Your goal
Put everything from the start of the lines below down through the line containing "bar xyxy=(92,174,213,603)" into a numbered list, leaving out any blank lines.

Given information
· · ·
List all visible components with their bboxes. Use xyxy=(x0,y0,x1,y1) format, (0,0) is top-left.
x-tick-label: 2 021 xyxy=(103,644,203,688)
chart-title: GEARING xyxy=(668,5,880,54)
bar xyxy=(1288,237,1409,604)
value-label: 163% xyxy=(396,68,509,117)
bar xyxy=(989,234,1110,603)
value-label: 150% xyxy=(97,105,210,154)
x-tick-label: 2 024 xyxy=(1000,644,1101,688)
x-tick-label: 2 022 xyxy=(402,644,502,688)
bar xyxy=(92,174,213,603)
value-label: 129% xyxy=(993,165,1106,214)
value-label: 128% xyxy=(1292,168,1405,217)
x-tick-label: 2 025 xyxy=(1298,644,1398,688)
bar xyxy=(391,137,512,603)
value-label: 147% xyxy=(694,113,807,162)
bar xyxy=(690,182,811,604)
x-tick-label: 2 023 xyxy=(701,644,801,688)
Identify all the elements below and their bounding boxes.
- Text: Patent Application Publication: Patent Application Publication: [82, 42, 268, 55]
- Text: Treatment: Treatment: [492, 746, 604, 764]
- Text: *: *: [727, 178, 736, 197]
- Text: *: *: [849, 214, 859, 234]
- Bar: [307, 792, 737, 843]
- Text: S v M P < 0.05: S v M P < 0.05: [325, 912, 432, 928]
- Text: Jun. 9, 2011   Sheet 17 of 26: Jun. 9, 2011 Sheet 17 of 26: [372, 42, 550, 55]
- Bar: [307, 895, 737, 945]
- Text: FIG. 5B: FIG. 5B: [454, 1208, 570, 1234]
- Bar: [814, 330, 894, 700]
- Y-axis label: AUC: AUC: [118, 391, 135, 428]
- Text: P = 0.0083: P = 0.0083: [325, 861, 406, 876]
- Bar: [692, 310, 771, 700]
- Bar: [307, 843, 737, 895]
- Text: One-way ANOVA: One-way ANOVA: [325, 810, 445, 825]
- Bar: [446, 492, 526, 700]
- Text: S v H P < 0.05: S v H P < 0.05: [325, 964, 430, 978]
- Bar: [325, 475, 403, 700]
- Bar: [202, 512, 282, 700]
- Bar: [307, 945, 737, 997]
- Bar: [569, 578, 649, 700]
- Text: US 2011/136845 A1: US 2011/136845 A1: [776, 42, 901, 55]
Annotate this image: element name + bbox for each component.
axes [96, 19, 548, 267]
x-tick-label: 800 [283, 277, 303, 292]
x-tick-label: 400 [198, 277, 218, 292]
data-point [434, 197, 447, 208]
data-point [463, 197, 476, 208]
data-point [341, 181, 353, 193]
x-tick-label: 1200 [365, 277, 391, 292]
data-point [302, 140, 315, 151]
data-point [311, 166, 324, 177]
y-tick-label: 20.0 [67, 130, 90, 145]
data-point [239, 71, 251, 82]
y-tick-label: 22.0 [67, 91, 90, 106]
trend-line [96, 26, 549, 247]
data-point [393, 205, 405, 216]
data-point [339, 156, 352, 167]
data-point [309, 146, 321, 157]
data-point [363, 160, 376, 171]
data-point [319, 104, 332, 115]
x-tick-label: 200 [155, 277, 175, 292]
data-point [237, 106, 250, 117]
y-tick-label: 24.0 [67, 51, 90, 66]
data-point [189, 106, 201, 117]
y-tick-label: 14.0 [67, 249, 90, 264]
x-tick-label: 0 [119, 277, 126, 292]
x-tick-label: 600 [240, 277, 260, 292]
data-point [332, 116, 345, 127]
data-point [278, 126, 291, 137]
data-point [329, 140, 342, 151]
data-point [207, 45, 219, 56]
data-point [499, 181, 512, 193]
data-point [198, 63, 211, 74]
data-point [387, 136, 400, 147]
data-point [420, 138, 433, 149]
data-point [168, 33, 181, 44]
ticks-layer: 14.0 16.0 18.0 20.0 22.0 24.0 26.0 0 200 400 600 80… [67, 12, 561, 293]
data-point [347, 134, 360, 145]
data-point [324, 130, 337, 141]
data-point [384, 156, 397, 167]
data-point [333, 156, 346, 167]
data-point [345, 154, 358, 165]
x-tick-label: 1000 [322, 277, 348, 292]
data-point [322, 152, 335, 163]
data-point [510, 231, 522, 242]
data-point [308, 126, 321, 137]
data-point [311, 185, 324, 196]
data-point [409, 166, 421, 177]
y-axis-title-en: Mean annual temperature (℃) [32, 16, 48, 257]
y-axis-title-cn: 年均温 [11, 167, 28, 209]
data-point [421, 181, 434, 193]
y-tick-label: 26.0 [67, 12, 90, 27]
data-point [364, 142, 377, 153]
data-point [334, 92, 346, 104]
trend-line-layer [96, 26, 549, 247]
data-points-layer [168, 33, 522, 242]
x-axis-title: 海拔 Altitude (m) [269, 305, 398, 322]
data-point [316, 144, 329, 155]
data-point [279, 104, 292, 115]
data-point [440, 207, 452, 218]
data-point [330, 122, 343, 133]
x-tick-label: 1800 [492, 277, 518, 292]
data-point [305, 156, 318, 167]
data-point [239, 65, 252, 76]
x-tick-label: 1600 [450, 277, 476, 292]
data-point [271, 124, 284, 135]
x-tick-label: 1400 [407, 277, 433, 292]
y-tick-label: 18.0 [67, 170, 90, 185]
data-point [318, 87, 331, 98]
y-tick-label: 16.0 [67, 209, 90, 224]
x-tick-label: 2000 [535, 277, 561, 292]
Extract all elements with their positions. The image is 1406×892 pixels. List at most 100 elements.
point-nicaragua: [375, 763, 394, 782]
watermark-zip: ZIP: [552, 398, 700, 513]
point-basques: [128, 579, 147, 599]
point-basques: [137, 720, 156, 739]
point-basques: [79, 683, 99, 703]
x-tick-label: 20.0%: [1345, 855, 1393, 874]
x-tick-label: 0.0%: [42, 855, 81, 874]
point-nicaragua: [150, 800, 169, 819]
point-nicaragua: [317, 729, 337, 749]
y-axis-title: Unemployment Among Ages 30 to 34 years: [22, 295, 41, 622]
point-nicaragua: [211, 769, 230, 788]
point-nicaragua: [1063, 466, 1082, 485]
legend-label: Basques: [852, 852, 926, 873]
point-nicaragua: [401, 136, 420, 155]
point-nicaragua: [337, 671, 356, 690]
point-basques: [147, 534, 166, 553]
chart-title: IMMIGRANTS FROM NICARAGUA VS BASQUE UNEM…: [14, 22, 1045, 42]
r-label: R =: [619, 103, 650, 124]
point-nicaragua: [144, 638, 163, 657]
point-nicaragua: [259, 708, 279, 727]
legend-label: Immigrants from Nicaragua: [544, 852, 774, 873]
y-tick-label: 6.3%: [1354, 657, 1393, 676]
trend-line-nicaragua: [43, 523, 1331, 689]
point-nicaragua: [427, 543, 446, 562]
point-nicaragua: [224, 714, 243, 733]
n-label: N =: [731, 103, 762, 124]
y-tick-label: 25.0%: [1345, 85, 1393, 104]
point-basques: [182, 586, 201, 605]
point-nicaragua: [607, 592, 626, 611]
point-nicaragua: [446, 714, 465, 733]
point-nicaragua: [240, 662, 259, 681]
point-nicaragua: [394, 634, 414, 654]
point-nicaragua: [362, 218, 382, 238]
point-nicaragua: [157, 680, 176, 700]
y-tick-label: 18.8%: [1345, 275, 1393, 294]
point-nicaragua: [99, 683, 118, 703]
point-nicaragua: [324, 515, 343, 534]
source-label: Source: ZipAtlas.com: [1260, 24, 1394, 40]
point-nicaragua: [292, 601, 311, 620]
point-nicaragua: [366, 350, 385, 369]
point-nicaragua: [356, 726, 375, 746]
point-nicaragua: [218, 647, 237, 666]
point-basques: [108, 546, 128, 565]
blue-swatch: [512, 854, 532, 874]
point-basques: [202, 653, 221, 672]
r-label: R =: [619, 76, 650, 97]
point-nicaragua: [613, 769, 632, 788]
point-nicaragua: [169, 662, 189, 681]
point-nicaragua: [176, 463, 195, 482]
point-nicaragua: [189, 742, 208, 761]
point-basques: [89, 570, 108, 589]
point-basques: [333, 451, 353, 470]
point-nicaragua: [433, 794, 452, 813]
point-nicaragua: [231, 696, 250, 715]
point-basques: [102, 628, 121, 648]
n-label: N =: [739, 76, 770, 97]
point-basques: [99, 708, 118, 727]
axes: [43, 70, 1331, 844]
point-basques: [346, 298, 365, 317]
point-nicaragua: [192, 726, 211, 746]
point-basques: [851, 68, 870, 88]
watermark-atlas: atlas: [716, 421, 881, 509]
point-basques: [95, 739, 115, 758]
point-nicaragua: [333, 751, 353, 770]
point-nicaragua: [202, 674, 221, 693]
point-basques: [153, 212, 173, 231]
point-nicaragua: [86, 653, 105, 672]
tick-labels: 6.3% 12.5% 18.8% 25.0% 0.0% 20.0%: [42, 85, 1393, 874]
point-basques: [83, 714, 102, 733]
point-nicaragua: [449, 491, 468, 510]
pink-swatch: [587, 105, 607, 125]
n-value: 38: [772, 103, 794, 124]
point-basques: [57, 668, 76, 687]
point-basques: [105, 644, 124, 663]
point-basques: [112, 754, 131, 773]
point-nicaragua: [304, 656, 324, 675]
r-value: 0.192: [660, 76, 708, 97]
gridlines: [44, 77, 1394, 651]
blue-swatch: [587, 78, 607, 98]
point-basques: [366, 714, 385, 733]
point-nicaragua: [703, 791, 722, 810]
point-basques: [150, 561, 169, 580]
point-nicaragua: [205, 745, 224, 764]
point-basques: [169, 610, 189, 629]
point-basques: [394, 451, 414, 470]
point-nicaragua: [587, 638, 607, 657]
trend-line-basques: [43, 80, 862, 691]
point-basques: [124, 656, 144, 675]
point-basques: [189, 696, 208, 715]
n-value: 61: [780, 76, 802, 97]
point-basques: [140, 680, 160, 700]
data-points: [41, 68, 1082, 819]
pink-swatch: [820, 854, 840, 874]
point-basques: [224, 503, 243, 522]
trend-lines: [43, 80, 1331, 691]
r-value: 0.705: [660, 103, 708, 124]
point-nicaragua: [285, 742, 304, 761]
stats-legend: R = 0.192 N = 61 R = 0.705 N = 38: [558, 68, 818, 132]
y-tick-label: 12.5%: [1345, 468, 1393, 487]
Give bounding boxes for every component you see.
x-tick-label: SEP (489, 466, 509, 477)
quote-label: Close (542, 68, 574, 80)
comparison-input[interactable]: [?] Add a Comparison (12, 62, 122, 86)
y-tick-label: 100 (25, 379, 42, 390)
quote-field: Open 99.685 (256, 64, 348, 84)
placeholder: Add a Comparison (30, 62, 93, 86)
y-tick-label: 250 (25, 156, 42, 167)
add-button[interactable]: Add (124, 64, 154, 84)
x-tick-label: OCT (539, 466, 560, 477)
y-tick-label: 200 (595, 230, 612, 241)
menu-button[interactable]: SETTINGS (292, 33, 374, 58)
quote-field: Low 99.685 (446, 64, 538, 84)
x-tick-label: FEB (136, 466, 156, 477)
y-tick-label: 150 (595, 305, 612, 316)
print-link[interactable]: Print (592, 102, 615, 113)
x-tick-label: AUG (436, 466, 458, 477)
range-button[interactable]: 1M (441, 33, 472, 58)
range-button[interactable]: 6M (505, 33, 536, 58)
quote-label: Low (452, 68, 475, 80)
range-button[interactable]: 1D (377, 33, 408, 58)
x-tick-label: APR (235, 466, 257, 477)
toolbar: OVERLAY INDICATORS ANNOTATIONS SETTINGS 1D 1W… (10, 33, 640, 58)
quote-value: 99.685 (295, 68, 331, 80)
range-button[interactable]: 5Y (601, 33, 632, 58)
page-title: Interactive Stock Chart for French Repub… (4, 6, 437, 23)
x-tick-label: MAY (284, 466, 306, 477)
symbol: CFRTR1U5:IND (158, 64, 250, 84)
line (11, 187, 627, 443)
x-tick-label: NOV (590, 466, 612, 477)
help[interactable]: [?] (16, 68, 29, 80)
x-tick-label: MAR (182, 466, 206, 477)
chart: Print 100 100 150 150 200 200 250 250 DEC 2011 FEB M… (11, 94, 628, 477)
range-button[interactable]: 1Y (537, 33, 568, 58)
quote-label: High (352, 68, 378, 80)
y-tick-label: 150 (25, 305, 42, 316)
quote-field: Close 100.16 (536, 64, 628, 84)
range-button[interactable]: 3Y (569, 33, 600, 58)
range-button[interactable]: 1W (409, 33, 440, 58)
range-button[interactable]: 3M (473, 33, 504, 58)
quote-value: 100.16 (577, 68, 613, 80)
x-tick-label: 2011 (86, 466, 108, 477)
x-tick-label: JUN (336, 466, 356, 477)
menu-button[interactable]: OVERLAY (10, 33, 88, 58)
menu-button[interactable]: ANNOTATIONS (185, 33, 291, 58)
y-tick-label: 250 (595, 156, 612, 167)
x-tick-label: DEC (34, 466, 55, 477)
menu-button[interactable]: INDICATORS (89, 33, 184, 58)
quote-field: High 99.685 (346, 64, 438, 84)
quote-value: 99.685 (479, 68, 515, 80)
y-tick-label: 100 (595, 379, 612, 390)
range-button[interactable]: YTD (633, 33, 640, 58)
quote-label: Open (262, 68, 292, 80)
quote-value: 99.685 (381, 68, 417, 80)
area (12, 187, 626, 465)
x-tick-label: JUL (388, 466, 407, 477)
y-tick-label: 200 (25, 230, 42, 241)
· · ·
Task result
1. List all visible components with their bboxes. Use xyxy=(x0,y0,x1,y1) format, (0,0) is top-left.
2. x-tick-label: 2 021 xyxy=(103,644,203,688)
3. chart-title: GEARING xyxy=(668,5,880,54)
4. bar xyxy=(1288,237,1409,604)
5. value-label: 163% xyxy=(396,68,509,117)
6. bar xyxy=(989,234,1110,603)
7. value-label: 150% xyxy=(97,105,210,154)
8. x-tick-label: 2 024 xyxy=(1000,644,1101,688)
9. x-tick-label: 2 022 xyxy=(402,644,502,688)
10. bar xyxy=(92,174,213,603)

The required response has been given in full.